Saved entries
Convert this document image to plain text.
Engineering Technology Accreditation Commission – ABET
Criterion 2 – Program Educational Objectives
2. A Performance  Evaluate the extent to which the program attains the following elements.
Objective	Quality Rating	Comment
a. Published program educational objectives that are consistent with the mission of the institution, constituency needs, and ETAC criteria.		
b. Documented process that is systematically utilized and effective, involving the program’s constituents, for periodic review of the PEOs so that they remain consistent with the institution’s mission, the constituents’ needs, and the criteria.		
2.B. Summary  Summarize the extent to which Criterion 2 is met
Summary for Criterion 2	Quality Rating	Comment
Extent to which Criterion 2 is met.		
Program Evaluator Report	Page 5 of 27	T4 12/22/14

• What to do:
Quote each line above in full, word for word.

• The reply:
Convert this document image to plain text.
Engineering Technology Accreditation Commission – ABET
Criterion 2 – Program Educational Objectives
2. A Performance  Evaluate the extent to which the program attains the following elements.
Objective	Quality Rating	Comment
a. Published program educational objectives that are consistent with the mission of the institution, constituency needs, and ETAC criteria.		
b. Documented process that is systematically utilized and effective, involving the program’s constituents, for periodic review of the PEOs so that they remain consistent with the institution’s mission, the constituents’ needs, and the criteria.		
2.B. Summary  Summarize the extent to which Criterion 2 is met
Summary for Criterion 2	Quality Rating	Comment
Extent to which Criterion 2 is met.		
Program Evaluator Report	Page 5 of 27	T4 12/22/14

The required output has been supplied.